▸ WHAT IS BEING ASKED: Check each line for the string "Flow", then give only how many lines have it.
═══ SUPPLIED MATERIAL ═══
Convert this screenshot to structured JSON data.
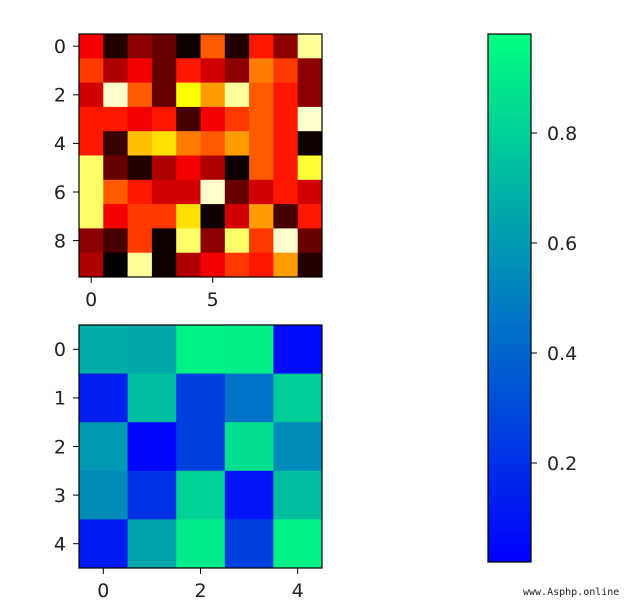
{
  "chart_data": [
    {
      "type": "heatmap",
      "colormap": "hot",
      "rows": 10,
      "cols": 10,
      "x_ticks": [
        "0",
        "5"
      ],
      "y_ticks": [
        "0",
        "2",
        "4",
        "6",
        "8"
      ],
      "values": [
        [
          0.35,
          0.05,
          0.2,
          0.15,
          0.02,
          0.5,
          0.05,
          0.4,
          0.2,
          0.9
        ],
        [
          0.45,
          0.25,
          0.35,
          0.15,
          0.4,
          0.3,
          0.2,
          0.55,
          0.45,
          0.2
        ],
        [
          0.3,
          0.95,
          0.5,
          0.15,
          0.75,
          0.6,
          0.9,
          0.5,
          0.4,
          0.2
        ],
        [
          0.4,
          0.4,
          0.35,
          0.4,
          0.1,
          0.35,
          0.45,
          0.5,
          0.4,
          0.95
        ],
        [
          0.4,
          0.08,
          0.65,
          0.7,
          0.55,
          0.5,
          0.6,
          0.5,
          0.4,
          0.02
        ],
        [
          0.85,
          0.15,
          0.05,
          0.25,
          0.35,
          0.25,
          0.02,
          0.5,
          0.4,
          0.8
        ],
        [
          0.85,
          0.5,
          0.4,
          0.3,
          0.3,
          0.95,
          0.15,
          0.3,
          0.4,
          0.3
        ],
        [
          0.85,
          0.35,
          0.45,
          0.45,
          0.7,
          0.02,
          0.3,
          0.6,
          0.1,
          0.4
        ],
        [
          0.2,
          0.1,
          0.45,
          0.02,
          0.85,
          0.2,
          0.85,
          0.45,
          0.95,
          0.15
        ],
        [
          0.25,
          0.0,
          0.9,
          0.02,
          0.25,
          0.35,
          0.45,
          0.4,
          0.6,
          0.05
        ]
      ]
    },
    {
      "type": "heatmap",
      "colormap": "winter",
      "rows": 5,
      "cols": 5,
      "x_ticks": [
        "0",
        "2",
        "4"
      ],
      "y_ticks": [
        "0",
        "1",
        "2",
        "3",
        "4"
      ],
      "values": [
        [
          0.68,
          0.66,
          0.95,
          0.94,
          0.04
        ],
        [
          0.12,
          0.75,
          0.25,
          0.45,
          0.8
        ],
        [
          0.6,
          0.03,
          0.25,
          0.88,
          0.55
        ],
        [
          0.55,
          0.2,
          0.82,
          0.08,
          0.75
        ],
        [
          0.1,
          0.65,
          0.92,
          0.25,
          0.95
        ]
      ]
    },
    {
      "type": "colorbar",
      "colormap": "winter",
      "range": [
        0.02,
        0.98
      ],
      "ticks": [
        0.2,
        0.4,
        0.6,
        0.8
      ],
      "tick_labels": [
        "0.2",
        "0.4",
        "0.6",
        "0.8"
      ]
    }
  ],
  "watermark": "www.Asphp.online"
}
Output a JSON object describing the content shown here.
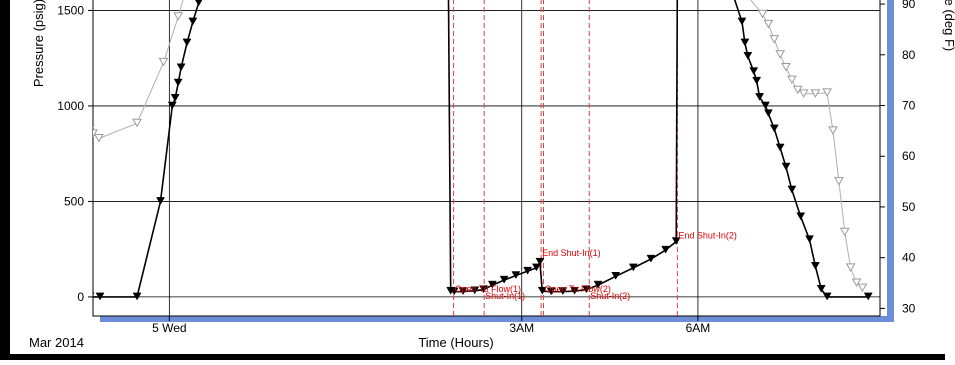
{
  "chart_data": {
    "type": "line",
    "title": "",
    "xlabel": "Time (Hours)",
    "date_label": "Mar 2014",
    "ylabel_left": "Pressure (psig)",
    "ylabel_right": "Temperature (deg F)",
    "ylim_left": [
      -100,
      1560
    ],
    "ylim_right": [
      28.5,
      91
    ],
    "xlim_hours": [
      -4.3,
      9.1
    ],
    "grid": true,
    "x_ticks": [
      {
        "hour": -3,
        "label": "5 Wed"
      },
      {
        "hour": 3,
        "label": "3AM"
      },
      {
        "hour": 6,
        "label": "6AM"
      }
    ],
    "y_ticks_left": [
      {
        "value": 0,
        "label": "0"
      },
      {
        "value": 500,
        "label": "500"
      },
      {
        "value": 1000,
        "label": "1000"
      },
      {
        "value": 1500,
        "label": "1500"
      }
    ],
    "y_ticks_right": [
      {
        "value": 30,
        "label": "30"
      },
      {
        "value": 40,
        "label": "40"
      },
      {
        "value": 50,
        "label": "50"
      },
      {
        "value": 60,
        "label": "60"
      },
      {
        "value": 70,
        "label": "70"
      },
      {
        "value": 80,
        "label": "80"
      },
      {
        "value": 90,
        "label": "90"
      }
    ],
    "events": [
      {
        "hour": 1.84,
        "label": "Open To Flow(1)",
        "label_value": 25
      },
      {
        "hour": 2.36,
        "label": "Shut-In(1)",
        "label_value": -10
      },
      {
        "hour": 3.33,
        "label": "End Shut-In(1)",
        "label_value": 215
      },
      {
        "hour": 3.37,
        "label": "Open To Flow(2)",
        "label_value": 25
      },
      {
        "hour": 4.15,
        "label": "Shut-In(2)",
        "label_value": -10
      },
      {
        "hour": 5.65,
        "label": "End Shut-In(2)",
        "label_value": 305
      }
    ],
    "series": [
      {
        "role": "pressure",
        "color": "#000000",
        "values": [
          [
            -4.35,
            0
          ],
          [
            -4.18,
            0
          ],
          [
            -3.55,
            0
          ],
          [
            -3.15,
            500
          ],
          [
            -2.95,
            1000
          ],
          [
            -2.9,
            1040
          ],
          [
            -2.85,
            1120
          ],
          [
            -2.8,
            1200
          ],
          [
            -2.7,
            1330
          ],
          [
            -2.6,
            1440
          ],
          [
            -2.5,
            1540
          ],
          [
            -2.45,
            1600
          ],
          [
            1.75,
            1700
          ],
          [
            1.79,
            30
          ],
          [
            1.85,
            27
          ],
          [
            2.0,
            28
          ],
          [
            2.2,
            32
          ],
          [
            2.35,
            38
          ],
          [
            2.5,
            62
          ],
          [
            2.7,
            88
          ],
          [
            2.9,
            112
          ],
          [
            3.1,
            135
          ],
          [
            3.25,
            152
          ],
          [
            3.31,
            182
          ],
          [
            3.35,
            30
          ],
          [
            3.5,
            27
          ],
          [
            3.7,
            28
          ],
          [
            3.9,
            30
          ],
          [
            4.1,
            38
          ],
          [
            4.3,
            62
          ],
          [
            4.6,
            108
          ],
          [
            4.9,
            152
          ],
          [
            5.2,
            198
          ],
          [
            5.45,
            245
          ],
          [
            5.63,
            290
          ],
          [
            5.65,
            1700
          ],
          [
            6.5,
            1700
          ],
          [
            6.6,
            1580
          ],
          [
            6.75,
            1440
          ],
          [
            6.8,
            1330
          ],
          [
            6.85,
            1260
          ],
          [
            6.95,
            1180
          ],
          [
            7.0,
            1130
          ],
          [
            7.05,
            1045
          ],
          [
            7.15,
            1000
          ],
          [
            7.2,
            960
          ],
          [
            7.3,
            880
          ],
          [
            7.4,
            780
          ],
          [
            7.5,
            680
          ],
          [
            7.6,
            560
          ],
          [
            7.75,
            420
          ],
          [
            7.9,
            300
          ],
          [
            8.0,
            160
          ],
          [
            8.1,
            40
          ],
          [
            8.2,
            0
          ],
          [
            8.9,
            0
          ]
        ]
      },
      {
        "role": "temperature",
        "color": "#8a8a8a",
        "values": [
          [
            -4.35,
            65.3
          ],
          [
            -4.3,
            64.4
          ],
          [
            -4.2,
            63.5
          ],
          [
            -3.55,
            66.5
          ],
          [
            -3.1,
            78.5
          ],
          [
            -2.85,
            87.5
          ],
          [
            -2.75,
            91.5
          ],
          [
            6.85,
            91.5
          ],
          [
            7.1,
            88
          ],
          [
            7.2,
            86
          ],
          [
            7.3,
            83
          ],
          [
            7.4,
            80
          ],
          [
            7.5,
            77.5
          ],
          [
            7.6,
            75
          ],
          [
            7.7,
            73
          ],
          [
            7.8,
            72.3
          ],
          [
            8.0,
            72.3
          ],
          [
            8.2,
            72.5
          ],
          [
            8.3,
            65
          ],
          [
            8.4,
            55
          ],
          [
            8.5,
            45
          ],
          [
            8.6,
            38
          ],
          [
            8.7,
            35
          ],
          [
            8.8,
            34
          ]
        ]
      }
    ]
  }
}
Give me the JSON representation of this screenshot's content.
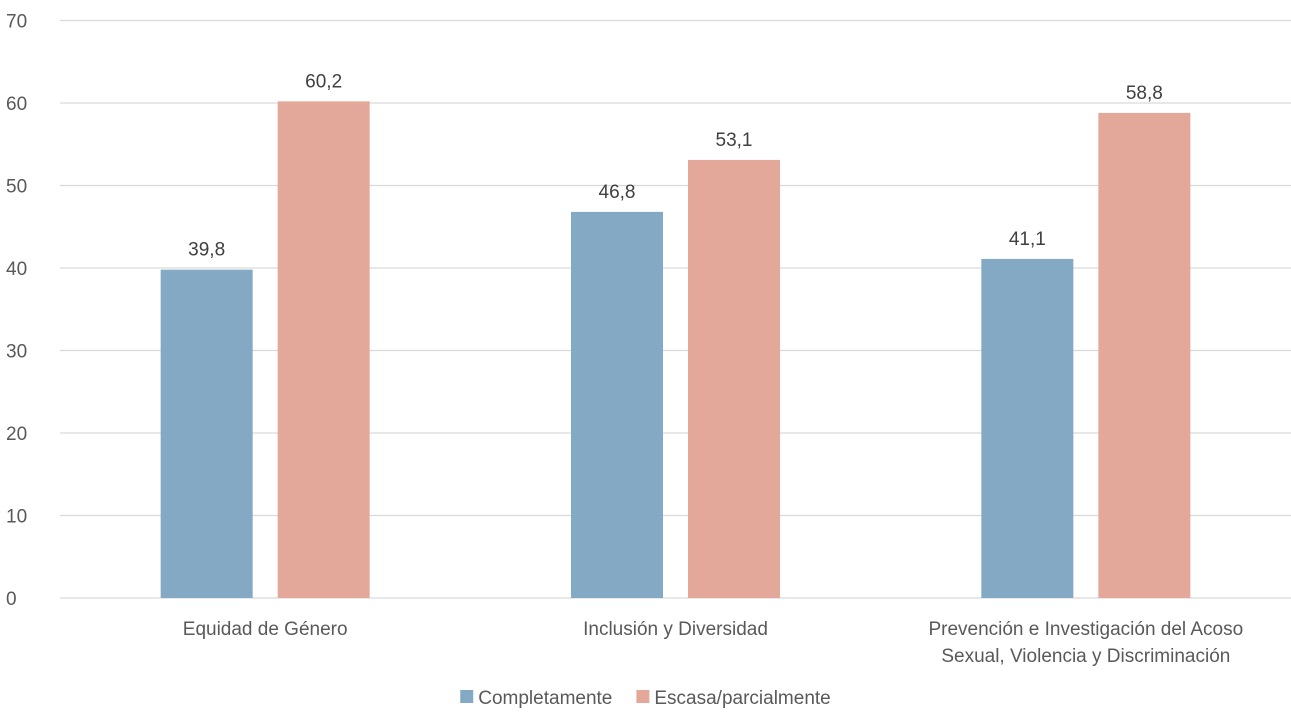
═══
▸ TASK RESULT: 2